→ EXERCISE INPUT:
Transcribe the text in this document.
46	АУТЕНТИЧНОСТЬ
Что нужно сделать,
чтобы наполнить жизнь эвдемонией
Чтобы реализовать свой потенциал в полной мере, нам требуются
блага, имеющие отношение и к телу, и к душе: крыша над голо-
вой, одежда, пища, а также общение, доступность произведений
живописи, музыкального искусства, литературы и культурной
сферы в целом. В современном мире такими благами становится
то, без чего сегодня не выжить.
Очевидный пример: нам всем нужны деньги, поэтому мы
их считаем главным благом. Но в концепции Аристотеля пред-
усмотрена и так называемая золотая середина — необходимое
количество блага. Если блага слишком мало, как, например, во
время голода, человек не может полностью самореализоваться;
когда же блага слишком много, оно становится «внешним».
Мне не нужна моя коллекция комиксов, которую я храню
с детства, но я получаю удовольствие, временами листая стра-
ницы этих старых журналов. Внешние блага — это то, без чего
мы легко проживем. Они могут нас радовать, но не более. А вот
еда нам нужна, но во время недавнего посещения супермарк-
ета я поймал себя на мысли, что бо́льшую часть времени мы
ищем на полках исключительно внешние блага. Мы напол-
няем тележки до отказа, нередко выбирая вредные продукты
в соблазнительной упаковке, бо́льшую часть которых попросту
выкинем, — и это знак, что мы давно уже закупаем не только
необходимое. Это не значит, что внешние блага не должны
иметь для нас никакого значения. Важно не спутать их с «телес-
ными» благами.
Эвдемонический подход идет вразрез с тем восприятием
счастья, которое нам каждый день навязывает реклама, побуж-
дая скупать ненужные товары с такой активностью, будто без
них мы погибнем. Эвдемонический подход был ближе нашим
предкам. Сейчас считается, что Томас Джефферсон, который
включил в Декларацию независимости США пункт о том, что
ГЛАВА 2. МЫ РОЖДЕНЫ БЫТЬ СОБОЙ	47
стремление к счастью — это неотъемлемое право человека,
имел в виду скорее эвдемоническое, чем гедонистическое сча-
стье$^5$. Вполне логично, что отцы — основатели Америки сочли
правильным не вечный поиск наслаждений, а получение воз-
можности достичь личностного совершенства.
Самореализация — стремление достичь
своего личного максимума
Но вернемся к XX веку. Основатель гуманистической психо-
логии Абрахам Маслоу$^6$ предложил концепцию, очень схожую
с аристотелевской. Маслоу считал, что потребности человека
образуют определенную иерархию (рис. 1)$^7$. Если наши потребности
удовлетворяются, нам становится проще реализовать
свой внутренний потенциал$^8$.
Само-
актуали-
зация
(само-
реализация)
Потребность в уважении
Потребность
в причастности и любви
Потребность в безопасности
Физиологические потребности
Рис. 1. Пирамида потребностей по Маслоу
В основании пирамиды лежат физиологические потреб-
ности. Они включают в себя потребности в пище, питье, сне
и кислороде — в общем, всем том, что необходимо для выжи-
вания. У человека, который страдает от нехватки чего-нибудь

→ WHAT TO DO:
Output the entries exactly.

→ EXERCISE ANSWER:
Transcribe the text in this document.
46	АУТЕНТИЧНОСТЬ
Что нужно сделать,
чтобы наполнить жизнь эвдемонией
Чтобы реализовать свой потенциал в полной мере, нам требуются
блага, имеющие отношение и к телу, и к душе: крыша над голо-
вой, одежда, пища, а также общение, доступность произведений
живописи, музыкального искусства, литературы и культурной
сферы в целом. В современном мире такими благами становится
то, без чего сегодня не выжить.
Очевидный пример: нам всем нужны деньги, поэтому мы
их считаем главным благом. Но в концепции Аристотеля пред-
усмотрена и так называемая золотая середина — необходимое
количество блага. Если блага слишком мало, как, например, во
время голода, человек не может полностью самореализоваться;
когда же блага слишком много, оно становится «внешним».
Мне не нужна моя коллекция комиксов, которую я храню
с детства, но я получаю удовольствие, временами листая стра-
ницы этих старых журналов. Внешние блага — это то, без чего
мы легко проживем. Они могут нас радовать, но не более. А вот
еда нам нужна, но во время недавнего посещения супермарк-
ета я поймал себя на мысли, что бо́льшую часть времени мы
ищем на полках исключительно внешние блага. Мы напол-
няем тележки до отказа, нередко выбирая вредные продукты
в соблазнительной упаковке, бо́льшую часть которых попросту
выкинем, — и это знак, что мы давно уже закупаем не только
необходимое. Это не значит, что внешние блага не должны
иметь для нас никакого значения. Важно не спутать их с «телес-
ными» благами.
Эвдемонический подход идет вразрез с тем восприятием
счастья, которое нам каждый день навязывает реклама, побуж-
дая скупать ненужные товары с такой активностью, будто без
них мы погибнем. Эвдемонический подход был ближе нашим
предкам. Сейчас считается, что Томас Джефферсон, который
включил в Декларацию независимости США пункт о том, что
ГЛАВА 2. МЫ РОЖДЕНЫ БЫТЬ СОБОЙ	47
стремление к счастью — это неотъемлемое право человека,
имел в виду скорее эвдемоническое, чем гедонистическое сча-
стье$^5$. Вполне логично, что отцы — основатели Америки сочли
правильным не вечный поиск наслаждений, а получение воз-
можности достичь личностного совершенства.
Самореализация — стремление достичь
своего личного максимума
Но вернемся к XX веку. Основатель гуманистической психо-
логии Абрахам Маслоу$^6$ предложил концепцию, очень схожую
с аристотелевской. Маслоу считал, что потребности человека
образуют определенную иерархию (рис. 1)$^7$. Если наши потребности
удовлетворяются, нам становится проще реализовать
свой внутренний потенциал$^8$.
Само-
актуали-
зация
(само-
реализация)
Потребность в уважении
Потребность
в причастности и любви
Потребность в безопасности
Физиологические потребности
Рис. 1. Пирамида потребностей по Маслоу
В основании пирамиды лежат физиологические потреб-
ности. Они включают в себя потребности в пище, питье, сне
и кислороде — в общем, всем том, что необходимо для выжи-
вания. У человека, который страдает от нехватки чего-нибудь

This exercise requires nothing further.